Goal
Look for "формула" in each line of the entries, and return the matching lines.

───── Data shown

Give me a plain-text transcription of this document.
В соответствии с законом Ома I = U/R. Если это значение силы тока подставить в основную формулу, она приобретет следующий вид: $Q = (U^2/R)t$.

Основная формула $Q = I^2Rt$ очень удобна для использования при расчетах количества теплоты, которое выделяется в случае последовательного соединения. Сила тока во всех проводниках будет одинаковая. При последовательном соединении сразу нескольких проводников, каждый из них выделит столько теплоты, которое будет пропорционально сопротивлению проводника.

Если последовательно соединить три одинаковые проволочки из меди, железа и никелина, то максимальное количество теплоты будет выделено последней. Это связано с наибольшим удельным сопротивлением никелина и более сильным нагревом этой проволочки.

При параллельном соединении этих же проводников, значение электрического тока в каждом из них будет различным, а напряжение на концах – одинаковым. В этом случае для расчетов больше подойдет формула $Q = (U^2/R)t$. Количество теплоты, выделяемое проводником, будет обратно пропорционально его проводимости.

──────────

Task solution
Основная формула $Q = I^2Rt$ очень удобна для использования при расчетах количества теплоты, которое выделяется в случае последовательного соединения. Сила тока во всех проводниках будет одинаковая. При последовательном соединении сразу нескольких проводников, каждый из них выделит столько теплоты, которое будет пропорционально сопротивлению проводника.
При параллельном соединении этих же проводников, значение электрического тока в каждом из них будет различным, а напряжение на концах – одинаковым. В этом случае для расчетов больше подойдет формула $Q = (U^2/R)t$. Количество теплоты, выделяемое проводником, будет обратно пропорционально его проводимости.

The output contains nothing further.